== Exercise objective ==
Collect every line below that contains the word "नगरप".

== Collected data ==
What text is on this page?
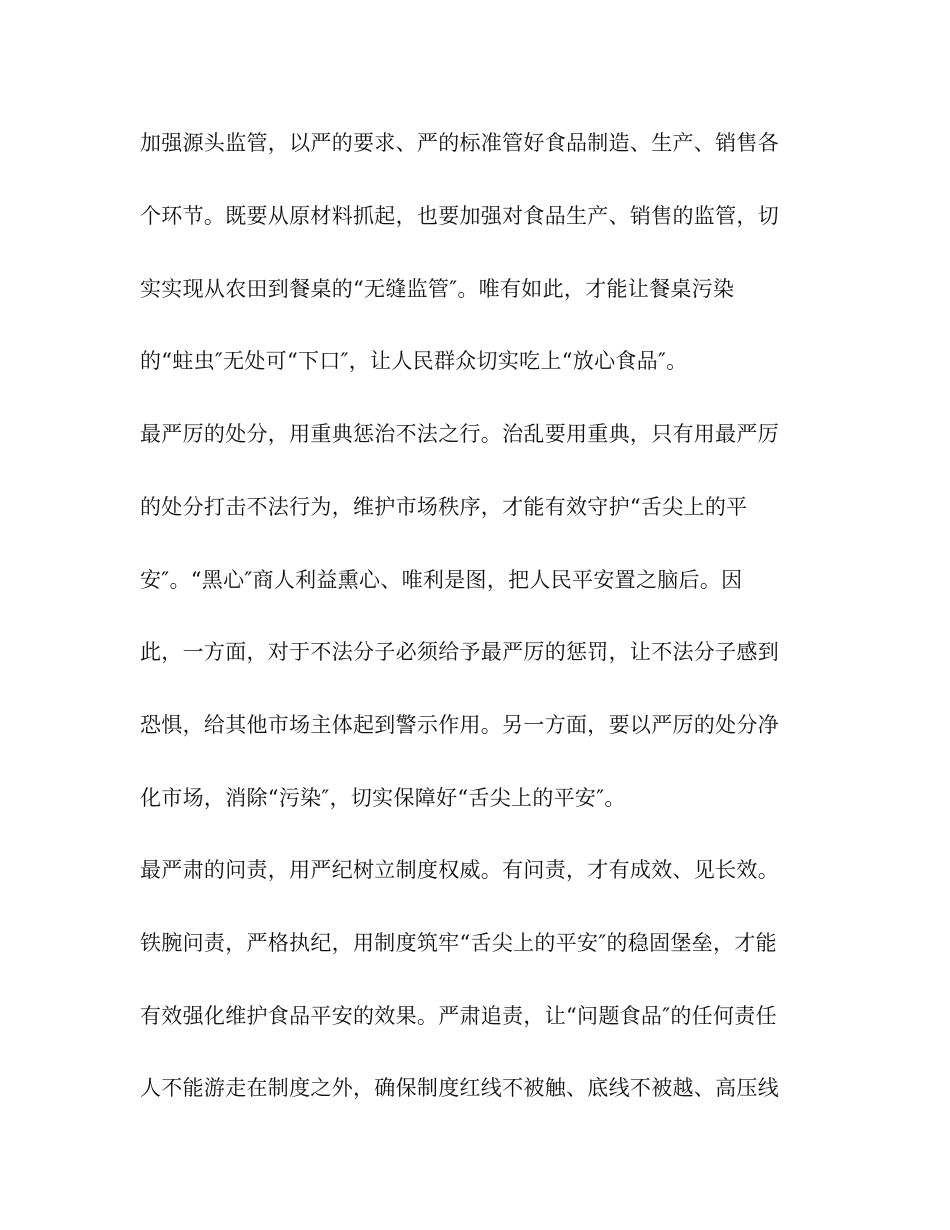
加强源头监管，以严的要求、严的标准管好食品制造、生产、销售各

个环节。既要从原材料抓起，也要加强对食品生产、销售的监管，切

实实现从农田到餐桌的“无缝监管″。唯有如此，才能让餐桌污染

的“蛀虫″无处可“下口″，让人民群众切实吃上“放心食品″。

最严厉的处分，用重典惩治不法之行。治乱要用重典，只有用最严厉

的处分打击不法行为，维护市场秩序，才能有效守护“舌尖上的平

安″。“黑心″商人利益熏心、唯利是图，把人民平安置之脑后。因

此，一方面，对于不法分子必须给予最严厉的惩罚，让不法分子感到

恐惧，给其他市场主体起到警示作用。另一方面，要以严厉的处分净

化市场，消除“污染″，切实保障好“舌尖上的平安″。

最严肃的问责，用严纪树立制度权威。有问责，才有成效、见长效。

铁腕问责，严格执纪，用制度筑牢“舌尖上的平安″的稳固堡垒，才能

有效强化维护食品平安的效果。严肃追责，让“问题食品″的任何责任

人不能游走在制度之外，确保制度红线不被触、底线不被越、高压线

...

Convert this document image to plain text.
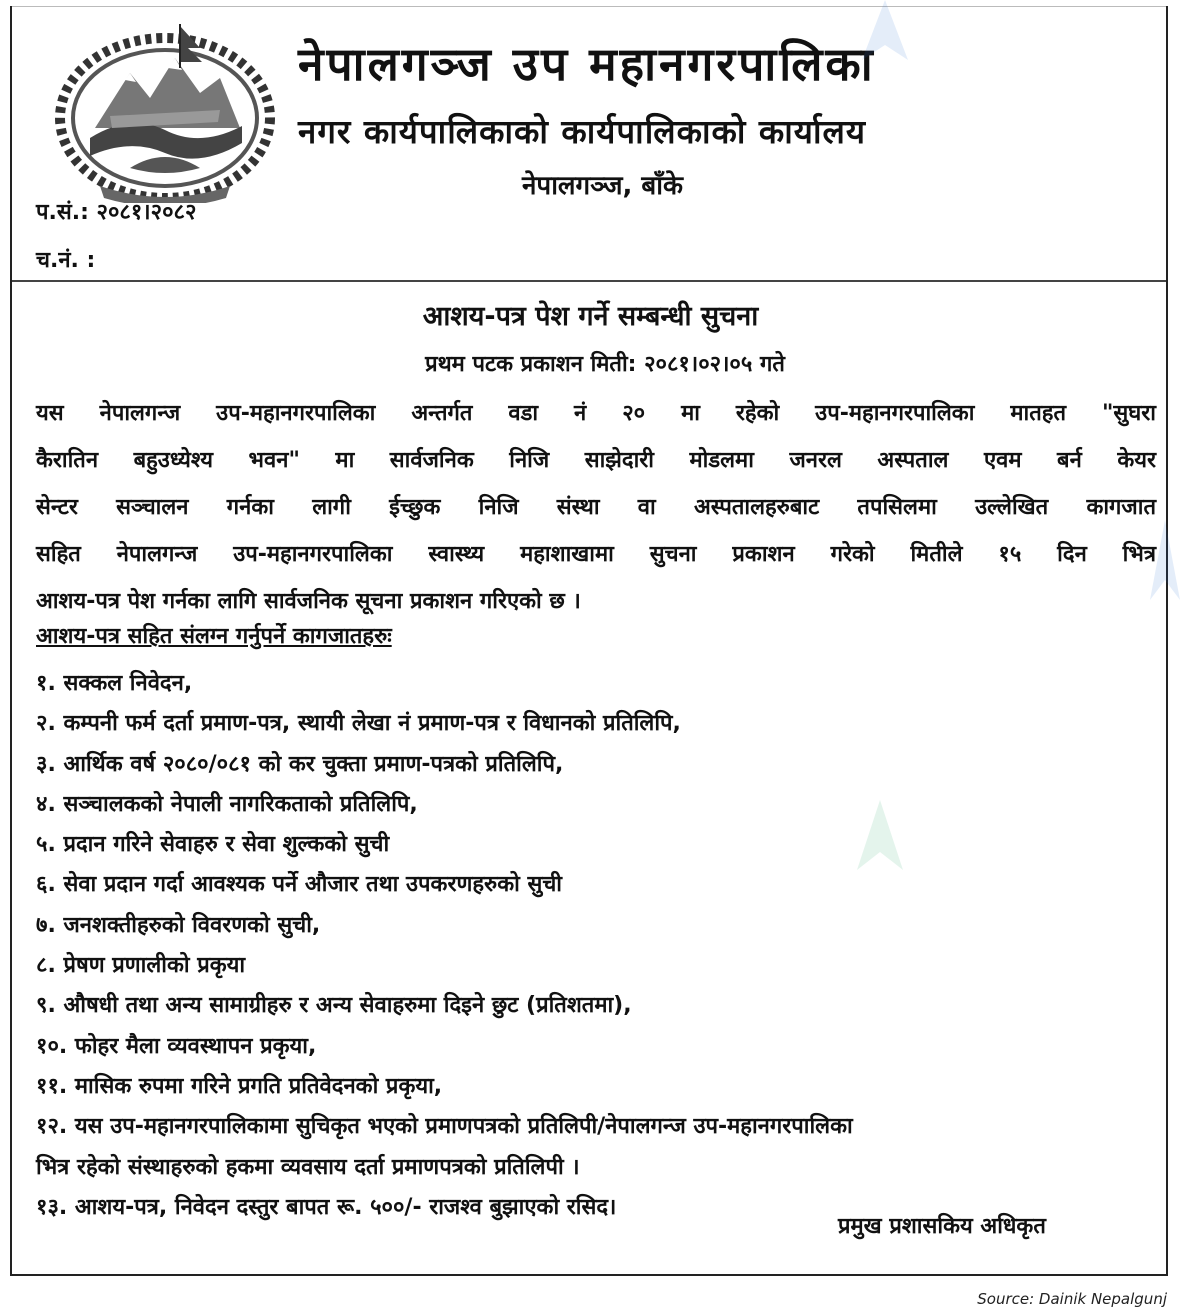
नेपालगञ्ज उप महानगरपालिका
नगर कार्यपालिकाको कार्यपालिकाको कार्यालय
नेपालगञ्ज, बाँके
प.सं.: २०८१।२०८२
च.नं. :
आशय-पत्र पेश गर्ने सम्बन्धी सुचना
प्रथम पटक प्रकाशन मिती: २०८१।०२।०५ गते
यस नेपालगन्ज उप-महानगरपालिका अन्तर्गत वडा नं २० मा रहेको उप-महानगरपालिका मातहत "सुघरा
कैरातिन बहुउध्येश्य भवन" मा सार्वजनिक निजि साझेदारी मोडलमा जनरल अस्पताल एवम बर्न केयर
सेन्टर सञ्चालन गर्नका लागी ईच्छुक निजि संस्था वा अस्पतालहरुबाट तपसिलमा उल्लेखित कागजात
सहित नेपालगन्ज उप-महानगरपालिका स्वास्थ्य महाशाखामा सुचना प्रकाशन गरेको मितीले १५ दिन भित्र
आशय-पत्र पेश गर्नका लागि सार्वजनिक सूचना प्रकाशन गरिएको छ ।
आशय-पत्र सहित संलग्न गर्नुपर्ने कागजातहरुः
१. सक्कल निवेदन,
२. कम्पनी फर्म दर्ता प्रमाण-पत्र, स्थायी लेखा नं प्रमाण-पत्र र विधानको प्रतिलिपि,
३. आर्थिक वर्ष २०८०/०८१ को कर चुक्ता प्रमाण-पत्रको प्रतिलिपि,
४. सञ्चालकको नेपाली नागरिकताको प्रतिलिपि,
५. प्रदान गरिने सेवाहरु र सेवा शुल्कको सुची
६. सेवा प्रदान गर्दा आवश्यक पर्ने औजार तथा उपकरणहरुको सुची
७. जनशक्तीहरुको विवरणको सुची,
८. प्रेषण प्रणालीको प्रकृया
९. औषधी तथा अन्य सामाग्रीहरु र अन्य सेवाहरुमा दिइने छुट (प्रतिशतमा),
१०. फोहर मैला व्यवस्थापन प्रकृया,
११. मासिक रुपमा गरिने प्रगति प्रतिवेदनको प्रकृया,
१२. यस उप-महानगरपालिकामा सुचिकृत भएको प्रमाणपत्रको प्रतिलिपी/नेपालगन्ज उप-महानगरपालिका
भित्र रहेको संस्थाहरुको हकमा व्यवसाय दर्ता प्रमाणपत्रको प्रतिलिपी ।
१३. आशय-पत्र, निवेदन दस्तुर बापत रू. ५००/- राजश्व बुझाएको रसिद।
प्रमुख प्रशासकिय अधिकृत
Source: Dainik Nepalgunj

== Answer ==
नेपालगञ्ज उप महानगरपालिका
यस नेपालगन्ज उप-महानगरपालिका अन्तर्गत वडा नं २० मा रहेको उप-महानगरपालिका मातहत "सुघरा
सहित नेपालगन्ज उप-महानगरपालिका स्वास्थ्य महाशाखामा सुचना प्रकाशन गरेको मितीले १५ दिन भित्र
१२. यस उप-महानगरपालिकामा सुचिकृत भएको प्रमाणपत्रको प्रतिलिपी/नेपालगन्ज उप-महानगरपालिका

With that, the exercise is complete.